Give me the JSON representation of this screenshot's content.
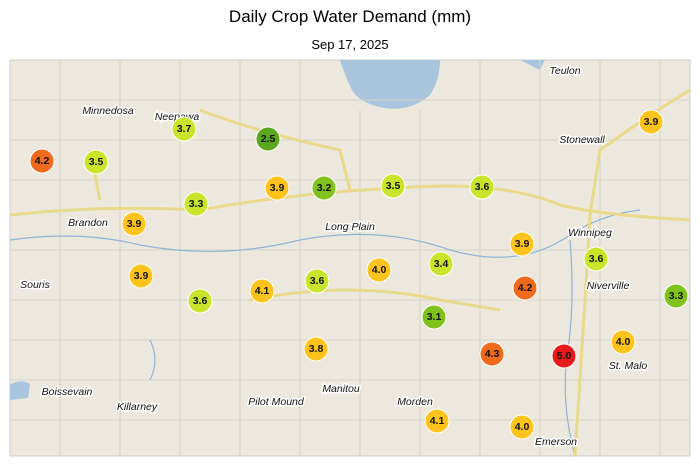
{
  "title": "Daily Crop Water Demand (mm)",
  "subtitle": "Sep 17, 2025",
  "towns": [
    "Teulon",
    "Minnedosa",
    "Neepawa",
    "Stonewall",
    "Winnipeg",
    "Brandon",
    "Long Plain",
    "Souris",
    "Niverville",
    "St. Malo",
    "Boissevain",
    "Killarney",
    "Pilot Mound",
    "Manitou",
    "Morden",
    "Emerson"
  ],
  "stations": [
    {
      "value": 4.2,
      "label": "4.2",
      "color": "#f06a1c"
    },
    {
      "value": 3.5,
      "label": "3.5",
      "color": "#c9e52b"
    },
    {
      "value": 3.7,
      "label": "3.7",
      "color": "#c9e52b"
    },
    {
      "value": 2.5,
      "label": "2.5",
      "color": "#5ca81c"
    },
    {
      "value": 3.9,
      "label": "3.9",
      "color": "#ffc41c"
    },
    {
      "value": 3.2,
      "label": "3.2",
      "color": "#7fc21c"
    },
    {
      "value": 3.5,
      "label": "3.5",
      "color": "#c9e52b"
    },
    {
      "value": 3.6,
      "label": "3.6",
      "color": "#c9e52b"
    },
    {
      "value": 3.9,
      "label": "3.9",
      "color": "#ffc41c"
    },
    {
      "value": 3.3,
      "label": "3.3",
      "color": "#c9e52b"
    },
    {
      "value": 3.9,
      "label": "3.9",
      "color": "#ffc41c"
    },
    {
      "value": 3.9,
      "label": "3.9",
      "color": "#ffc41c"
    },
    {
      "value": 3.9,
      "label": "3.9",
      "color": "#ffc41c"
    },
    {
      "value": 3.6,
      "label": "3.6",
      "color": "#c9e52b"
    },
    {
      "value": 4.1,
      "label": "4.1",
      "color": "#ffc41c"
    },
    {
      "value": 3.6,
      "label": "3.6",
      "color": "#c9e52b"
    },
    {
      "value": 4.0,
      "label": "4.0",
      "color": "#ffc41c"
    },
    {
      "value": 3.4,
      "label": "3.4",
      "color": "#c9e52b"
    },
    {
      "value": 4.2,
      "label": "4.2",
      "color": "#f06a1c"
    },
    {
      "value": 3.6,
      "label": "3.6",
      "color": "#c9e52b"
    },
    {
      "value": 3.3,
      "label": "3.3",
      "color": "#7fc21c"
    },
    {
      "value": 3.1,
      "label": "3.1",
      "color": "#7fc21c"
    },
    {
      "value": 3.8,
      "label": "3.8",
      "color": "#ffc41c"
    },
    {
      "value": 4.3,
      "label": "4.3",
      "color": "#f06a1c"
    },
    {
      "value": 5.0,
      "label": "5.0",
      "color": "#e6191c"
    },
    {
      "value": 4.0,
      "label": "4.0",
      "color": "#ffc41c"
    },
    {
      "value": 4.1,
      "label": "4.1",
      "color": "#ffc41c"
    },
    {
      "value": 4.0,
      "label": "4.0",
      "color": "#ffc41c"
    }
  ]
}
------------------------
WHAT YOU NEED TO DO :: Every line of text is to be repeated exactly; pictures are left out.

THE OUTPUT ::
Give me the JSON representation of this screenshot's content.
{
  "title": "Daily Crop Water Demand (mm)",
  "subtitle": "Sep 17, 2025",
  "towns": [
    "Teulon",
    "Minnedosa",
    "Neepawa",
    "Stonewall",
    "Winnipeg",
    "Brandon",
    "Long Plain",
    "Souris",
    "Niverville",
    "St. Malo",
    "Boissevain",
    "Killarney",
    "Pilot Mound",
    "Manitou",
    "Morden",
    "Emerson"
  ],
  "stations": [
    {
      "value": 4.2,
      "label": "4.2",
      "color": "#f06a1c"
    },
    {
      "value": 3.5,
      "label": "3.5",
      "color": "#c9e52b"
    },
    {
      "value": 3.7,
      "label": "3.7",
      "color": "#c9e52b"
    },
    {
      "value": 2.5,
      "label": "2.5",
      "color": "#5ca81c"
    },
    {
      "value": 3.9,
      "label": "3.9",
      "color": "#ffc41c"
    },
    {
      "value": 3.2,
      "label": "3.2",
      "color": "#7fc21c"
    },
    {
      "value": 3.5,
      "label": "3.5",
      "color": "#c9e52b"
    },
    {
      "value": 3.6,
      "label": "3.6",
      "color": "#c9e52b"
    },
    {
      "value": 3.9,
      "label": "3.9",
      "color": "#ffc41c"
    },
    {
      "value": 3.3,
      "label": "3.3",
      "color": "#c9e52b"
    },
    {
      "value": 3.9,
      "label": "3.9",
      "color": "#ffc41c"
    },
    {
      "value": 3.9,
      "label": "3.9",
      "color": "#ffc41c"
    },
    {
      "value": 3.9,
      "label": "3.9",
      "color": "#ffc41c"
    },
    {
      "value": 3.6,
      "label": "3.6",
      "color": "#c9e52b"
    },
    {
      "value": 4.1,
      "label": "4.1",
      "color": "#ffc41c"
    },
    {
      "value": 3.6,
      "label": "3.6",
      "color": "#c9e52b"
    },
    {
      "value": 4.0,
      "label": "4.0",
      "color": "#ffc41c"
    },
    {
      "value": 3.4,
      "label": "3.4",
      "color": "#c9e52b"
    },
    {
      "value": 4.2,
      "label": "4.2",
      "color": "#f06a1c"
    },
    {
      "value": 3.6,
      "label": "3.6",
      "color": "#c9e52b"
    },
    {
      "value": 3.3,
      "label": "3.3",
      "color": "#7fc21c"
    },
    {
      "value": 3.1,
      "label": "3.1",
      "color": "#7fc21c"
    },
    {
      "value": 3.8,
      "label": "3.8",
      "color": "#ffc41c"
    },
    {
      "value": 4.3,
      "label": "4.3",
      "color": "#f06a1c"
    },
    {
      "value": 5.0,
      "label": "5.0",
      "color": "#e6191c"
    },
    {
      "value": 4.0,
      "label": "4.0",
      "color": "#ffc41c"
    },
    {
      "value": 4.1,
      "label": "4.1",
      "color": "#ffc41c"
    },
    {
      "value": 4.0,
      "label": "4.0",
      "color": "#ffc41c"
    }
  ]
}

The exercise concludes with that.